Figure content listings |
----------
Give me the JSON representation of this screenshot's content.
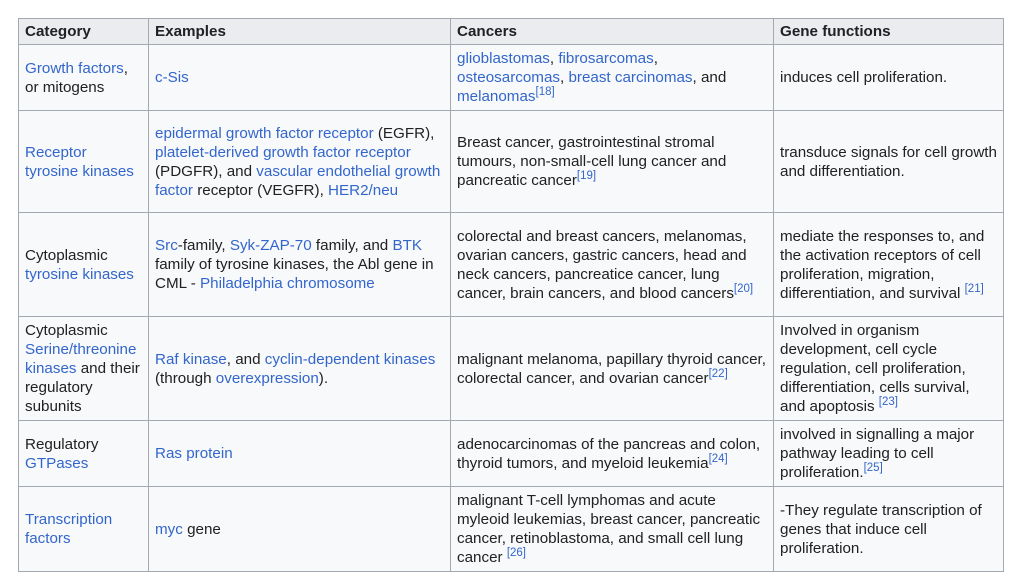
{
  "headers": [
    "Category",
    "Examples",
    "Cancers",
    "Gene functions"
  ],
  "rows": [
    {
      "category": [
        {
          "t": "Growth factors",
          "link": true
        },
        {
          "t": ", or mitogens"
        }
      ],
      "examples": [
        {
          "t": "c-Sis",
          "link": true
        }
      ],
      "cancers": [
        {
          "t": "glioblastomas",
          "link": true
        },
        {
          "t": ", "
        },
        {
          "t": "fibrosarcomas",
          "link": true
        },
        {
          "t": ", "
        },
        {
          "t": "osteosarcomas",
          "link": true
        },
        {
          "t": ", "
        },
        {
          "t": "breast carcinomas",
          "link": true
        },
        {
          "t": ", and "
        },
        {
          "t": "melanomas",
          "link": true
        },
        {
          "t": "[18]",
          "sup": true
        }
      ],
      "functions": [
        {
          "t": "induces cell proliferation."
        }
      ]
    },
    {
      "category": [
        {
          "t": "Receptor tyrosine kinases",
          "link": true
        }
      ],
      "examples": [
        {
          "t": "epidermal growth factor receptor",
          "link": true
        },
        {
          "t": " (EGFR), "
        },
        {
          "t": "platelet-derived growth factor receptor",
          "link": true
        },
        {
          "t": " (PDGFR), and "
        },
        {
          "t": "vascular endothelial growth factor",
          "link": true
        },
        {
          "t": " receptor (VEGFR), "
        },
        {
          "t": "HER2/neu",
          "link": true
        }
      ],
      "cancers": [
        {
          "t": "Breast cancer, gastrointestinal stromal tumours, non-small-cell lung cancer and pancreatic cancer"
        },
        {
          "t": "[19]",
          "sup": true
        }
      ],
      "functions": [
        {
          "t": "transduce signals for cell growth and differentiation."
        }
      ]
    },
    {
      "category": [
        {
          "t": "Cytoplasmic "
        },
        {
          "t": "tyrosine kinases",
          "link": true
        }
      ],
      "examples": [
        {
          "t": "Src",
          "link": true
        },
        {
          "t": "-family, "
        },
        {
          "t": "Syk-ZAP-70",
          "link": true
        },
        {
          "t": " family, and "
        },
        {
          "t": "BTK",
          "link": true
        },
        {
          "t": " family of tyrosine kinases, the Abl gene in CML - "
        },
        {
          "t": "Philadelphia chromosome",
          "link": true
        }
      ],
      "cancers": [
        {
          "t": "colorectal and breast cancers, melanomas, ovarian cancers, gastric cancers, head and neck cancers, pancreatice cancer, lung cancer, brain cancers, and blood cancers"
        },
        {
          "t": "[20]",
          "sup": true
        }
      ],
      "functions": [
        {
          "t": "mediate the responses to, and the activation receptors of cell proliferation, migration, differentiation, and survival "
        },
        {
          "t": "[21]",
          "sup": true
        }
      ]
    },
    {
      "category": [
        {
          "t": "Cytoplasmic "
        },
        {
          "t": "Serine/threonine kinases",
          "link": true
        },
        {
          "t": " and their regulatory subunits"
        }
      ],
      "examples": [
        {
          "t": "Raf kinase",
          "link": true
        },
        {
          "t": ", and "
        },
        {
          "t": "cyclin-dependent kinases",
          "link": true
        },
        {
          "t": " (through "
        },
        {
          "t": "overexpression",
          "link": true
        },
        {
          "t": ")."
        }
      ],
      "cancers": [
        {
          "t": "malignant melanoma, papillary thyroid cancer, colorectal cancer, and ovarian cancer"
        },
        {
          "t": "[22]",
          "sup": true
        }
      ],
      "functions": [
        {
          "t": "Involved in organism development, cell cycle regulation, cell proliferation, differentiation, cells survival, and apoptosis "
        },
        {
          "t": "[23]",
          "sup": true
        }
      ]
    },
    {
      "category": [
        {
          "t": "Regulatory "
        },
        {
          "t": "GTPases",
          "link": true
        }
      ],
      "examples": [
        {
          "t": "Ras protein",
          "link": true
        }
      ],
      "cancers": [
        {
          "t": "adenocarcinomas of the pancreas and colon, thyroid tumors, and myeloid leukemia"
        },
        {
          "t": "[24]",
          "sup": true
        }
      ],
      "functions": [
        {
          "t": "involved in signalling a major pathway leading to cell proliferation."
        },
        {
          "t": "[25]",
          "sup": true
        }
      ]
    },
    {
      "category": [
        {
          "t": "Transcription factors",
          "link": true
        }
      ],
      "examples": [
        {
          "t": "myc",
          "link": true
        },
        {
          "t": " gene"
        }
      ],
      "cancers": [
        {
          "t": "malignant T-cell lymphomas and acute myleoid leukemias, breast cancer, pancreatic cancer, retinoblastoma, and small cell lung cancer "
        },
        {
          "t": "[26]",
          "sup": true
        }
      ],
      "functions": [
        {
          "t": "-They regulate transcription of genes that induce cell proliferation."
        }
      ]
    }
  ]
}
----------
What the task requires |
Repeat each line above exactly as it reads, omitting any pictures.

Result below |
Give me the JSON representation of this screenshot's content.
{
  "headers": [
    "Category",
    "Examples",
    "Cancers",
    "Gene functions"
  ],
  "rows": [
    {
      "category": [
        {
          "t": "Growth factors",
          "link": true
        },
        {
          "t": ", or mitogens"
        }
      ],
      "examples": [
        {
          "t": "c-Sis",
          "link": true
        }
      ],
      "cancers": [
        {
          "t": "glioblastomas",
          "link": true
        },
        {
          "t": ", "
        },
        {
          "t": "fibrosarcomas",
          "link": true
        },
        {
          "t": ", "
        },
        {
          "t": "osteosarcomas",
          "link": true
        },
        {
          "t": ", "
        },
        {
          "t": "breast carcinomas",
          "link": true
        },
        {
          "t": ", and "
        },
        {
          "t": "melanomas",
          "link": true
        },
        {
          "t": "[18]",
          "sup": true
        }
      ],
      "functions": [
        {
          "t": "induces cell proliferation."
        }
      ]
    },
    {
      "category": [
        {
          "t": "Receptor tyrosine kinases",
          "link": true
        }
      ],
      "examples": [
        {
          "t": "epidermal growth factor receptor",
          "link": true
        },
        {
          "t": " (EGFR), "
        },
        {
          "t": "platelet-derived growth factor receptor",
          "link": true
        },
        {
          "t": " (PDGFR), and "
        },
        {
          "t": "vascular endothelial growth factor",
          "link": true
        },
        {
          "t": " receptor (VEGFR), "
        },
        {
          "t": "HER2/neu",
          "link": true
        }
      ],
      "cancers": [
        {
          "t": "Breast cancer, gastrointestinal stromal tumours, non-small-cell lung cancer and pancreatic cancer"
        },
        {
          "t": "[19]",
          "sup": true
        }
      ],
      "functions": [
        {
          "t": "transduce signals for cell growth and differentiation."
        }
      ]
    },
    {
      "category": [
        {
          "t": "Cytoplasmic "
        },
        {
          "t": "tyrosine kinases",
          "link": true
        }
      ],
      "examples": [
        {
          "t": "Src",
          "link": true
        },
        {
          "t": "-family, "
        },
        {
          "t": "Syk-ZAP-70",
          "link": true
        },
        {
          "t": " family, and "
        },
        {
          "t": "BTK",
          "link": true
        },
        {
          "t": " family of tyrosine kinases, the Abl gene in CML - "
        },
        {
          "t": "Philadelphia chromosome",
          "link": true
        }
      ],
      "cancers": [
        {
          "t": "colorectal and breast cancers, melanomas, ovarian cancers, gastric cancers, head and neck cancers, pancreatice cancer, lung cancer, brain cancers, and blood cancers"
        },
        {
          "t": "[20]",
          "sup": true
        }
      ],
      "functions": [
        {
          "t": "mediate the responses to, and the activation receptors of cell proliferation, migration, differentiation, and survival "
        },
        {
          "t": "[21]",
          "sup": true
        }
      ]
    },
    {
      "category": [
        {
          "t": "Cytoplasmic "
        },
        {
          "t": "Serine/threonine kinases",
          "link": true
        },
        {
          "t": " and their regulatory subunits"
        }
      ],
      "examples": [
        {
          "t": "Raf kinase",
          "link": true
        },
        {
          "t": ", and "
        },
        {
          "t": "cyclin-dependent kinases",
          "link": true
        },
        {
          "t": " (through "
        },
        {
          "t": "overexpression",
          "link": true
        },
        {
          "t": ")."
        }
      ],
      "cancers": [
        {
          "t": "malignant melanoma, papillary thyroid cancer, colorectal cancer, and ovarian cancer"
        },
        {
          "t": "[22]",
          "sup": true
        }
      ],
      "functions": [
        {
          "t": "Involved in organism development, cell cycle regulation, cell proliferation, differentiation, cells survival, and apoptosis "
        },
        {
          "t": "[23]",
          "sup": true
        }
      ]
    },
    {
      "category": [
        {
          "t": "Regulatory "
        },
        {
          "t": "GTPases",
          "link": true
        }
      ],
      "examples": [
        {
          "t": "Ras protein",
          "link": true
        }
      ],
      "cancers": [
        {
          "t": "adenocarcinomas of the pancreas and colon, thyroid tumors, and myeloid leukemia"
        },
        {
          "t": "[24]",
          "sup": true
        }
      ],
      "functions": [
        {
          "t": "involved in signalling a major pathway leading to cell proliferation."
        },
        {
          "t": "[25]",
          "sup": true
        }
      ]
    },
    {
      "category": [
        {
          "t": "Transcription factors",
          "link": true
        }
      ],
      "examples": [
        {
          "t": "myc",
          "link": true
        },
        {
          "t": " gene"
        }
      ],
      "cancers": [
        {
          "t": "malignant T-cell lymphomas and acute myleoid leukemias, breast cancer, pancreatic cancer, retinoblastoma, and small cell lung cancer "
        },
        {
          "t": "[26]",
          "sup": true
        }
      ],
      "functions": [
        {
          "t": "-They regulate transcription of genes that induce cell proliferation."
        }
      ]
    }
  ]
}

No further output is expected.